--- TASK PROMPT ---
Extract every line below that contains the word "JSON".

○ ○ ○

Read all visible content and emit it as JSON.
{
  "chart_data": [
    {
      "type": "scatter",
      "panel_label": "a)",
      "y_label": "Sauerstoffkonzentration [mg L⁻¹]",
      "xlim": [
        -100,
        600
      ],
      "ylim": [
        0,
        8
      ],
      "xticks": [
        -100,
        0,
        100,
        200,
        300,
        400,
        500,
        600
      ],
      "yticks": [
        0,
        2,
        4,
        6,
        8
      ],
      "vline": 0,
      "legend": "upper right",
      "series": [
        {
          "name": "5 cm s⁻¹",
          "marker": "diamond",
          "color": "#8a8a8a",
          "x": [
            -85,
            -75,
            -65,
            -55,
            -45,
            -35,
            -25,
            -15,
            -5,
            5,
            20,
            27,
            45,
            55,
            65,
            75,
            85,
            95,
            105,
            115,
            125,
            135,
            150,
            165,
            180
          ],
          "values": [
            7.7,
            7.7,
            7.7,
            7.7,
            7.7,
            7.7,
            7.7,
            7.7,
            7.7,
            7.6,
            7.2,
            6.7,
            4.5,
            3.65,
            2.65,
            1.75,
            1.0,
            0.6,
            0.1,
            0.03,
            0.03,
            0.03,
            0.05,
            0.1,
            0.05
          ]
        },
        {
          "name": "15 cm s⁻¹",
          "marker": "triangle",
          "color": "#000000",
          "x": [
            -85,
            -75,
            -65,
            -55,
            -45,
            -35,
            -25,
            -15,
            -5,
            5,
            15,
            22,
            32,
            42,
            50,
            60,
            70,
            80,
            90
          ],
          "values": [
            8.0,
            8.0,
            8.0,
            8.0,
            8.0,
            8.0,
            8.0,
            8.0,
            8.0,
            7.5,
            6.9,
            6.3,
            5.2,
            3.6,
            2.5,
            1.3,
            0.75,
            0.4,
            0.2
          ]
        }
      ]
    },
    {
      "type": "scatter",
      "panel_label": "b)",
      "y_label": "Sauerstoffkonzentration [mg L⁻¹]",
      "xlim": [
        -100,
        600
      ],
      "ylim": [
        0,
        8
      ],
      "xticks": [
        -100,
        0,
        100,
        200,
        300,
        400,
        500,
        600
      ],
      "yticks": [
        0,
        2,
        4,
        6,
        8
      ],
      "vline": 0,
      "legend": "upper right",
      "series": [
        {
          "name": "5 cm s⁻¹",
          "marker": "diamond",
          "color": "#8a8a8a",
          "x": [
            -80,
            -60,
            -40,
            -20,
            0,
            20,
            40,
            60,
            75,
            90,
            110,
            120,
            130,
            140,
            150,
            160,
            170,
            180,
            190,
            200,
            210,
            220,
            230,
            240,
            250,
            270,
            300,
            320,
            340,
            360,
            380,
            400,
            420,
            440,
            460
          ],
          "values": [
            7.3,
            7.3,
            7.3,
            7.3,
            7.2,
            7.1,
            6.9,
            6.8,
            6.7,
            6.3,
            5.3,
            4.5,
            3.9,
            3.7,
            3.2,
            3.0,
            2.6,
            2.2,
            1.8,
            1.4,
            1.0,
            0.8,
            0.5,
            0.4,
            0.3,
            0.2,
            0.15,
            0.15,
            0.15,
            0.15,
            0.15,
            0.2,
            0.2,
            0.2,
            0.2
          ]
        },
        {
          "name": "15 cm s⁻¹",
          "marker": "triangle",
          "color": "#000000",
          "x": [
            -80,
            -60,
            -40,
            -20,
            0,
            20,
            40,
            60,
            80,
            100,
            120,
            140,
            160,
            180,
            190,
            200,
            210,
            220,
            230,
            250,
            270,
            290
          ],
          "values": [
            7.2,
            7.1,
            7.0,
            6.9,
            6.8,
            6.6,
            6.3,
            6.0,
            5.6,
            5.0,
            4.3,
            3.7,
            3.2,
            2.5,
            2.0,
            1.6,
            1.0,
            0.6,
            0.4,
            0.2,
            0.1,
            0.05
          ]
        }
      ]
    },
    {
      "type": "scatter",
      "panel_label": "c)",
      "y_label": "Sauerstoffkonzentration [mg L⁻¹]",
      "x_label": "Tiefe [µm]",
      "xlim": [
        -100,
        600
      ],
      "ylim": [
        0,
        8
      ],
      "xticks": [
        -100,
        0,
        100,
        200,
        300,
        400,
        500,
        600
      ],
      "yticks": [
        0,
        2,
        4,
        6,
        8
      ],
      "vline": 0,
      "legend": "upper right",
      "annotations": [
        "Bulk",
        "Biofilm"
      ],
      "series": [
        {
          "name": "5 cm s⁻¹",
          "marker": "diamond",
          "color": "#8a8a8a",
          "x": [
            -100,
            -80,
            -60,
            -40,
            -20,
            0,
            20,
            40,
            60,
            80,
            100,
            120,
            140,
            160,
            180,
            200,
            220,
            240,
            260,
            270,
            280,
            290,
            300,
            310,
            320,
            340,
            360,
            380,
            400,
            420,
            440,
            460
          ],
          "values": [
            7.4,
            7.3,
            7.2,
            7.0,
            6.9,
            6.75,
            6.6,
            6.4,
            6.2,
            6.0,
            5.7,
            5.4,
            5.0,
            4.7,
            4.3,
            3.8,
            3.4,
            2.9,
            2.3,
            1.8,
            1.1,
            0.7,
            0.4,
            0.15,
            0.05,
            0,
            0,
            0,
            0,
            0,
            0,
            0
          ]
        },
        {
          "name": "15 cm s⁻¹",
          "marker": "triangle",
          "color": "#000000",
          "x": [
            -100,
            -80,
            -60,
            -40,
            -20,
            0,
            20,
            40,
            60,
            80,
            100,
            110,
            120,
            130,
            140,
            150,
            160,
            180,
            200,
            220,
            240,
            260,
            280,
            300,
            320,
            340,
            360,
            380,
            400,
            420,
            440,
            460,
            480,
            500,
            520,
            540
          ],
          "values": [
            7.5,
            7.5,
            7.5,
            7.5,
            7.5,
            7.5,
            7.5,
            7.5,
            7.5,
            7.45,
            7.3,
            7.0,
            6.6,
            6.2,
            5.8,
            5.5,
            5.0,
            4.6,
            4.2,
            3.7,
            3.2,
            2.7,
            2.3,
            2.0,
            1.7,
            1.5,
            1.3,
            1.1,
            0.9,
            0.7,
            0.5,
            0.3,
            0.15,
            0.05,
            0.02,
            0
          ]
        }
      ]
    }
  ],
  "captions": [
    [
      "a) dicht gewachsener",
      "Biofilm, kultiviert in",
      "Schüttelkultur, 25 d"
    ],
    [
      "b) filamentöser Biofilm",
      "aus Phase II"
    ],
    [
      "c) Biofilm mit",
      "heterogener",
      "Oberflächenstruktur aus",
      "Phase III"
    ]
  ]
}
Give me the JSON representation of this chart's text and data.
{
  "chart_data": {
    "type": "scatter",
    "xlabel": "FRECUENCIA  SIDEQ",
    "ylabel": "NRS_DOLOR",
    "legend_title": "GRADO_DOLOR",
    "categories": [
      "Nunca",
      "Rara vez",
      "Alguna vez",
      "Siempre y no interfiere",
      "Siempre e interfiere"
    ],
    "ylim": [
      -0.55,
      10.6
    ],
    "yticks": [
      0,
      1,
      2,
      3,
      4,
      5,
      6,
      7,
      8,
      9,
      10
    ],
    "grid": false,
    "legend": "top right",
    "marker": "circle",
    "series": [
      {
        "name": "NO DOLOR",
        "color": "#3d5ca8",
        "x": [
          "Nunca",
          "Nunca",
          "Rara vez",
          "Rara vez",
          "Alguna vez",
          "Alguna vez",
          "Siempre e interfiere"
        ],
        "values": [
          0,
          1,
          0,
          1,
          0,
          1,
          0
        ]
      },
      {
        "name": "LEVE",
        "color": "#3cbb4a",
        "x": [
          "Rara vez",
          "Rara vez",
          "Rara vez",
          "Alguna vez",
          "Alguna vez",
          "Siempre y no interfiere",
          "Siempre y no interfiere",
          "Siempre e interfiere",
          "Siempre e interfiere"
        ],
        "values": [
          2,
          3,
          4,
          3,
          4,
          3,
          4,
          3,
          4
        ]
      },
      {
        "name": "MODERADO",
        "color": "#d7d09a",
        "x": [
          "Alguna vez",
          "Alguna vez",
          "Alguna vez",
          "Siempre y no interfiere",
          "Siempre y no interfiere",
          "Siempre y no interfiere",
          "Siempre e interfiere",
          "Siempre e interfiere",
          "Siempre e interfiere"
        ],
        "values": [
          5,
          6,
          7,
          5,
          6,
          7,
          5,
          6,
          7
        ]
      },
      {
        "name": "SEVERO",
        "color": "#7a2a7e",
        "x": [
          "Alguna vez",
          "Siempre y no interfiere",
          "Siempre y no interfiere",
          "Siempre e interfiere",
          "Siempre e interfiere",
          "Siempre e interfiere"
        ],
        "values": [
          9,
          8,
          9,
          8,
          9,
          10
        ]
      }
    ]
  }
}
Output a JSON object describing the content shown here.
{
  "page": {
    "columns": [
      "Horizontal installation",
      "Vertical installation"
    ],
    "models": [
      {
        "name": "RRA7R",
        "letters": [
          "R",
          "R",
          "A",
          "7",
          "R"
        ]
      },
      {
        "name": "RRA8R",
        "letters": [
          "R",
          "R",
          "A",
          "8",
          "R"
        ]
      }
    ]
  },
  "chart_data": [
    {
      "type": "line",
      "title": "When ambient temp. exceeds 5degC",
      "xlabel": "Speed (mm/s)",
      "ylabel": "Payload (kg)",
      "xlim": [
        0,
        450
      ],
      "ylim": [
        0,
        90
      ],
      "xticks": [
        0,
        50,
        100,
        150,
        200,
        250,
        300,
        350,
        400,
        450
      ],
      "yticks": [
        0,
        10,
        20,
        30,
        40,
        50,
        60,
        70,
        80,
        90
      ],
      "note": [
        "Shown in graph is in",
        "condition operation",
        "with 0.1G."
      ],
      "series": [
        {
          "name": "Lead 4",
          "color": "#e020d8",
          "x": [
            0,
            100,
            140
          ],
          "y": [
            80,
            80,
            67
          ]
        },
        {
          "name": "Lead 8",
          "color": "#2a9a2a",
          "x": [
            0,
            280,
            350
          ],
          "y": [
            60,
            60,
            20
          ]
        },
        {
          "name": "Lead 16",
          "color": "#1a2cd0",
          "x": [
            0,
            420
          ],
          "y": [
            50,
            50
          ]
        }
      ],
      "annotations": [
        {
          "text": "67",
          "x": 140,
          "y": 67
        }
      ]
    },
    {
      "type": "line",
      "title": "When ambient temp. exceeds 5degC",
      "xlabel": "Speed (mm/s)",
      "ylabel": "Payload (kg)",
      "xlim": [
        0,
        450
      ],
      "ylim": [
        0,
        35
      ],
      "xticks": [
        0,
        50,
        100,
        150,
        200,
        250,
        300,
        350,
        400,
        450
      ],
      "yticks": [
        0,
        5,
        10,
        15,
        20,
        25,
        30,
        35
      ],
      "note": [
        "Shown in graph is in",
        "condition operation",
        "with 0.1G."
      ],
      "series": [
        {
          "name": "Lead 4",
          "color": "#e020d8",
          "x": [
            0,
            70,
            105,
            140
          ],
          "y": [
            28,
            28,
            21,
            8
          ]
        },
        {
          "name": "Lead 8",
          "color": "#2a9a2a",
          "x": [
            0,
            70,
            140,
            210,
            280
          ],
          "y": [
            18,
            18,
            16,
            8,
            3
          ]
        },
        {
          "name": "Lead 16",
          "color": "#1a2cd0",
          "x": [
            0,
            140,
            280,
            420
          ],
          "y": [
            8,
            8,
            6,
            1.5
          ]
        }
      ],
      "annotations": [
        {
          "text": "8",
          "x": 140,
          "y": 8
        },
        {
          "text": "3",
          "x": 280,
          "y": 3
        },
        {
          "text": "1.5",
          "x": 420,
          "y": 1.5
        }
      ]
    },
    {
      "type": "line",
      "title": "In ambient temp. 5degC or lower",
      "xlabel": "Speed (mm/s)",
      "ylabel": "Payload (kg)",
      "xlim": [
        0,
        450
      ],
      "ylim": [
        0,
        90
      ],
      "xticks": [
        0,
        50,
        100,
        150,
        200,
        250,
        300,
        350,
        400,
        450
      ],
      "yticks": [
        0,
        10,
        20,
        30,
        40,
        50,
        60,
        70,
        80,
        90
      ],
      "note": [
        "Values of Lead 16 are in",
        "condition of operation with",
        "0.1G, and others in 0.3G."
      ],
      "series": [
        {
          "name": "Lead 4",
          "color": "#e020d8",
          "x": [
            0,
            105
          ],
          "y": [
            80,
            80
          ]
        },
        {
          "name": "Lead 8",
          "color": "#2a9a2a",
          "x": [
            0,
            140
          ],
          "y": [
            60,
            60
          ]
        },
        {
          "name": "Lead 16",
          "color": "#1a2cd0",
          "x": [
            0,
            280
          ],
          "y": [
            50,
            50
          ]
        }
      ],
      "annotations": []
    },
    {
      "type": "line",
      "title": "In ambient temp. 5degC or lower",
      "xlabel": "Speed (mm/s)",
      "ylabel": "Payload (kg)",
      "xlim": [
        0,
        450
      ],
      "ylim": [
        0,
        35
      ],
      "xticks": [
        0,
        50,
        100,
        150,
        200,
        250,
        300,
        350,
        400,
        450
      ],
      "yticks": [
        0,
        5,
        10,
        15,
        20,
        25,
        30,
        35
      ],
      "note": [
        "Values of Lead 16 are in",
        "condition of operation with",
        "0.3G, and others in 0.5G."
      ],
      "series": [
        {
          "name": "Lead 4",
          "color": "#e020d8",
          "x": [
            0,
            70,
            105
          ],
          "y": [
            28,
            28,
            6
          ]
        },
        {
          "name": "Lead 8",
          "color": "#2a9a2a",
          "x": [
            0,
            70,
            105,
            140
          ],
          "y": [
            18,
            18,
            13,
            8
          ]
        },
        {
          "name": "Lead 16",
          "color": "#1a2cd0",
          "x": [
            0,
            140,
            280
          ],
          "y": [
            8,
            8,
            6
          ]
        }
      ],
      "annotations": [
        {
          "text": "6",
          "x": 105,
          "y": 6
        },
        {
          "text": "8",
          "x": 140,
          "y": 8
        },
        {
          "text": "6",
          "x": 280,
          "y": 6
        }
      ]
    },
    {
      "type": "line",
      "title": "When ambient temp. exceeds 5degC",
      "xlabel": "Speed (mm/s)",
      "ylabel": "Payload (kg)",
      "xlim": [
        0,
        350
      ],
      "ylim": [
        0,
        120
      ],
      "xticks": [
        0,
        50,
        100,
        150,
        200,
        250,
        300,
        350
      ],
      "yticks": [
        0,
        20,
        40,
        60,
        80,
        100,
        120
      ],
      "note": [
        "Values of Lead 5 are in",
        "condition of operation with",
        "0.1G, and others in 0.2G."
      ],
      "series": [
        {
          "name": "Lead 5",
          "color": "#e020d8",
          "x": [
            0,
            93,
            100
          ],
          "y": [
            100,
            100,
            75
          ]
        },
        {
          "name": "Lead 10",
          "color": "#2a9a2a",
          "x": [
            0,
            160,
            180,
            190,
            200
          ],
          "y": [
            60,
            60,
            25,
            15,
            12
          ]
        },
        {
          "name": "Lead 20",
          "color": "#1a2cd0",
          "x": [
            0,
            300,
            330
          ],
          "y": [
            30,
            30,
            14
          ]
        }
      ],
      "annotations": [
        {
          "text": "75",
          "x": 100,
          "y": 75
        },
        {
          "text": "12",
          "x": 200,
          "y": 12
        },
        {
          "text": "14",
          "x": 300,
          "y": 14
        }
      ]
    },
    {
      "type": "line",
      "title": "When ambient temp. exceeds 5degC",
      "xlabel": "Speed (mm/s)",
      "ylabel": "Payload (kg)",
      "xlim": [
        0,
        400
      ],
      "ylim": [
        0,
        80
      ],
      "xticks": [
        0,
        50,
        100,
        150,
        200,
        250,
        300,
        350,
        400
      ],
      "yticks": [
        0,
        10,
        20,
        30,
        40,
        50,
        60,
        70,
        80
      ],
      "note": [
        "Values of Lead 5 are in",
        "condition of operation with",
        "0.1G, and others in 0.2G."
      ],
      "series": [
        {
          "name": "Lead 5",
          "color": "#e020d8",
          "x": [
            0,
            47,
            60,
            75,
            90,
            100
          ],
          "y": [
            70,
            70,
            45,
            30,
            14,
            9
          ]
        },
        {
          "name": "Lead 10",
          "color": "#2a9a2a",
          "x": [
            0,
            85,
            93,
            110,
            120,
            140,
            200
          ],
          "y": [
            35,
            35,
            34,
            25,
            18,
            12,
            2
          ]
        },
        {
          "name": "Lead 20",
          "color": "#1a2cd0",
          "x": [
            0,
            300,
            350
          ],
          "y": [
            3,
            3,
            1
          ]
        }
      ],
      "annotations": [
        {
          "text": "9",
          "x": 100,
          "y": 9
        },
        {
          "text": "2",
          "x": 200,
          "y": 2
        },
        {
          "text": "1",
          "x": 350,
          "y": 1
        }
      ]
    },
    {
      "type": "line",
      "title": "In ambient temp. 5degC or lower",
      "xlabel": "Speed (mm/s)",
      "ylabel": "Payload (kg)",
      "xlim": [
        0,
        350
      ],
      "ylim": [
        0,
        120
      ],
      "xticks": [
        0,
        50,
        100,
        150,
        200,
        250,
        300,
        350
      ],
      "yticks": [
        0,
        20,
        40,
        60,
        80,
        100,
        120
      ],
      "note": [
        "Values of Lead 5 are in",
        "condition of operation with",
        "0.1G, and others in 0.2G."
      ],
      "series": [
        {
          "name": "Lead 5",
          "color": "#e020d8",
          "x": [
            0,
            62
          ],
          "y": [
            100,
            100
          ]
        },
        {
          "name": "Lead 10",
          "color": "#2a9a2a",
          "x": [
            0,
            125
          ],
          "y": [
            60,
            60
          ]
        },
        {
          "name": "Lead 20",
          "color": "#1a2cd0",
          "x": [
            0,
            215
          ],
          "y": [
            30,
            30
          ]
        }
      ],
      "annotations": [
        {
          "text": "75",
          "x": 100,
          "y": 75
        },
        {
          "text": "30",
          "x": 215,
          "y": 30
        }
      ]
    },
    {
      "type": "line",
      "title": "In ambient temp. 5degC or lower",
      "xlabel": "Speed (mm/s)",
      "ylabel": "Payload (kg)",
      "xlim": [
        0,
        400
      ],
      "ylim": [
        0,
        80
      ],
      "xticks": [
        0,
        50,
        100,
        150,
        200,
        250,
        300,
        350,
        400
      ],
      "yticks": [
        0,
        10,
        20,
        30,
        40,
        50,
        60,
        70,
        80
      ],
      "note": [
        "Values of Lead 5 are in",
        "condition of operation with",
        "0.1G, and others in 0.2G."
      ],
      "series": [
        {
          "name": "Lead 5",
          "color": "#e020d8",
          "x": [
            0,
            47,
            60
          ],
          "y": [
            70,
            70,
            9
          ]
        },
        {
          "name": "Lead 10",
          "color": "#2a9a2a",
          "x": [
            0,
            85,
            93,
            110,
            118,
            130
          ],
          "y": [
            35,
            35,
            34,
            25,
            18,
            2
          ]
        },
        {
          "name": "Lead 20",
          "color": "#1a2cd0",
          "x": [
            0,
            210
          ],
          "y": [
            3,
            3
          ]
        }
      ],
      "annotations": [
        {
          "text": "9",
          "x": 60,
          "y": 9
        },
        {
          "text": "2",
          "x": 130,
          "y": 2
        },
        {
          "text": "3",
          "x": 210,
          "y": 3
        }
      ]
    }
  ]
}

○ ○ ○

--- CORRECT OUTPUT ---
Read all visible content and emit it as JSON.
Give me the JSON representation of this chart's text and data.
Output a JSON object describing the content shown here.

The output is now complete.